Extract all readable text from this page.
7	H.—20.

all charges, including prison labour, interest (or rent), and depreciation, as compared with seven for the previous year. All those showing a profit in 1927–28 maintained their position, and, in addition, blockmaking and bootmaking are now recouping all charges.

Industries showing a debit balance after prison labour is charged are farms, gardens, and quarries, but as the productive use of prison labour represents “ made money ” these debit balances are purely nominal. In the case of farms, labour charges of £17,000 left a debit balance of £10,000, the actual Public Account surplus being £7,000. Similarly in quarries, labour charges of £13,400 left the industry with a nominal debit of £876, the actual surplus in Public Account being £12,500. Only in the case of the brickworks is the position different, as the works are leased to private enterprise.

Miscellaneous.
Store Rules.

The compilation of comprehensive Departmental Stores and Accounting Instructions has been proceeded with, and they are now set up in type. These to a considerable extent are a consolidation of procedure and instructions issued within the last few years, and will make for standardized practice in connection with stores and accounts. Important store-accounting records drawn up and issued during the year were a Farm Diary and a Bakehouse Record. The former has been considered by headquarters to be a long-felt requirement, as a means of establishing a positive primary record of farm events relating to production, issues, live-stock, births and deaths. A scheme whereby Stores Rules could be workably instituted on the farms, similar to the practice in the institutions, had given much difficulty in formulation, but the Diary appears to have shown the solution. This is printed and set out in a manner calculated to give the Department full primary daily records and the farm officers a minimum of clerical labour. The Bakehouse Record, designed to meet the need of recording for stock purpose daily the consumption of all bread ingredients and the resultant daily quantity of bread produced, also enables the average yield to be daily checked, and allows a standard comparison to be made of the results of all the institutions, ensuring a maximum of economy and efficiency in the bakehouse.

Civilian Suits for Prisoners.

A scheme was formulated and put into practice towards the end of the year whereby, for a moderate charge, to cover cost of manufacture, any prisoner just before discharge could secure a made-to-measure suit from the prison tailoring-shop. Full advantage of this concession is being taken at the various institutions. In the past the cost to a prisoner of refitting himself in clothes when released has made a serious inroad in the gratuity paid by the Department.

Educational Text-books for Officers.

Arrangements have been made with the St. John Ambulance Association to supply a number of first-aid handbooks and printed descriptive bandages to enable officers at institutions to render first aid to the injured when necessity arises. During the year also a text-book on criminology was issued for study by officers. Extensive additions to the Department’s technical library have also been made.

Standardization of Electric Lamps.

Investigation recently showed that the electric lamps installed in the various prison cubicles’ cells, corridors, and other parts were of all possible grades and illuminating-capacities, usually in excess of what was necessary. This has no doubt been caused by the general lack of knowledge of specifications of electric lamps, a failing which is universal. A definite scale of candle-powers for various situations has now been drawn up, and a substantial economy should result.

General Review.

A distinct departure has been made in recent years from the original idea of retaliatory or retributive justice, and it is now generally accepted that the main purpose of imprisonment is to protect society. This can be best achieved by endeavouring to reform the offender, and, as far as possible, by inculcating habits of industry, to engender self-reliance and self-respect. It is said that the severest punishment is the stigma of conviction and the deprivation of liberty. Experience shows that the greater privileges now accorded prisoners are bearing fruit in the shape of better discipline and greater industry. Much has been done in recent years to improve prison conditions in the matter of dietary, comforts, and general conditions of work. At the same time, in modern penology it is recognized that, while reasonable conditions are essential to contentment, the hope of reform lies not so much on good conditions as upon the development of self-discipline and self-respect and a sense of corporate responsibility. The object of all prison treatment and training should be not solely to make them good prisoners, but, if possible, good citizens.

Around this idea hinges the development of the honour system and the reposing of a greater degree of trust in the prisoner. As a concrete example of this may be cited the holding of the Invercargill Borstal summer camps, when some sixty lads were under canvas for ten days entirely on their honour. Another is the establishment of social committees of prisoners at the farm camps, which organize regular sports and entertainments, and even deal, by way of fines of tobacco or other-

* DESCRIPTION OF THE TASK
Set down the full listing. Keep every line exact.

* EXERCISE OUTPUT
Extract all readable text from this page.
7	H.—20.

all charges, including prison labour, interest (or rent), and depreciation, as compared with seven for the previous year. All those showing a profit in 1927–28 maintained their position, and, in addition, blockmaking and bootmaking are now recouping all charges.

Industries showing a debit balance after prison labour is charged are farms, gardens, and quarries, but as the productive use of prison labour represents “ made money ” these debit balances are purely nominal. In the case of farms, labour charges of £17,000 left a debit balance of £10,000, the actual Public Account surplus being £7,000. Similarly in quarries, labour charges of £13,400 left the industry with a nominal debit of £876, the actual surplus in Public Account being £12,500. Only in the case of the brickworks is the position different, as the works are leased to private enterprise.

Miscellaneous.
Store Rules.

The compilation of comprehensive Departmental Stores and Accounting Instructions has been proceeded with, and they are now set up in type. These to a considerable extent are a consolidation of procedure and instructions issued within the last few years, and will make for standardized practice in connection with stores and accounts. Important store-accounting records drawn up and issued during the year were a Farm Diary and a Bakehouse Record. The former has been considered by headquarters to be a long-felt requirement, as a means of establishing a positive primary record of farm events relating to production, issues, live-stock, births and deaths. A scheme whereby Stores Rules could be workably instituted on the farms, similar to the practice in the institutions, had given much difficulty in formulation, but the Diary appears to have shown the solution. This is printed and set out in a manner calculated to give the Department full primary daily records and the farm officers a minimum of clerical labour. The Bakehouse Record, designed to meet the need of recording for stock purpose daily the consumption of all bread ingredients and the resultant daily quantity of bread produced, also enables the average yield to be daily checked, and allows a standard comparison to be made of the results of all the institutions, ensuring a maximum of economy and efficiency in the bakehouse.

Civilian Suits for Prisoners.

A scheme was formulated and put into practice towards the end of the year whereby, for a moderate charge, to cover cost of manufacture, any prisoner just before discharge could secure a made-to-measure suit from the prison tailoring-shop. Full advantage of this concession is being taken at the various institutions. In the past the cost to a prisoner of refitting himself in clothes when released has made a serious inroad in the gratuity paid by the Department.

Educational Text-books for Officers.

Arrangements have been made with the St. John Ambulance Association to supply a number of first-aid handbooks and printed descriptive bandages to enable officers at institutions to render first aid to the injured when necessity arises. During the year also a text-book on criminology was issued for study by officers. Extensive additions to the Department’s technical library have also been made.

Standardization of Electric Lamps.

Investigation recently showed that the electric lamps installed in the various prison cubicles’ cells, corridors, and other parts were of all possible grades and illuminating-capacities, usually in excess of what was necessary. This has no doubt been caused by the general lack of knowledge of specifications of electric lamps, a failing which is universal. A definite scale of candle-powers for various situations has now been drawn up, and a substantial economy should result.

General Review.

A distinct departure has been made in recent years from the original idea of retaliatory or retributive justice, and it is now generally accepted that the main purpose of imprisonment is to protect society. This can be best achieved by endeavouring to reform the offender, and, as far as possible, by inculcating habits of industry, to engender self-reliance and self-respect. It is said that the severest punishment is the stigma of conviction and the deprivation of liberty. Experience shows that the greater privileges now accorded prisoners are bearing fruit in the shape of better discipline and greater industry. Much has been done in recent years to improve prison conditions in the matter of dietary, comforts, and general conditions of work. At the same time, in modern penology it is recognized that, while reasonable conditions are essential to contentment, the hope of reform lies not so much on good conditions as upon the development of self-discipline and self-respect and a sense of corporate responsibility. The object of all prison treatment and training should be not solely to make them good prisoners, but, if possible, good citizens.

Around this idea hinges the development of the honour system and the reposing of a greater degree of trust in the prisoner. As a concrete example of this may be cited the holding of the Invercargill Borstal summer camps, when some sixty lads were under canvas for ten days entirely on their honour. Another is the establishment of social committees of prisoners at the farm camps, which organize regular sports and entertainments, and even deal, by way of fines of tobacco or other-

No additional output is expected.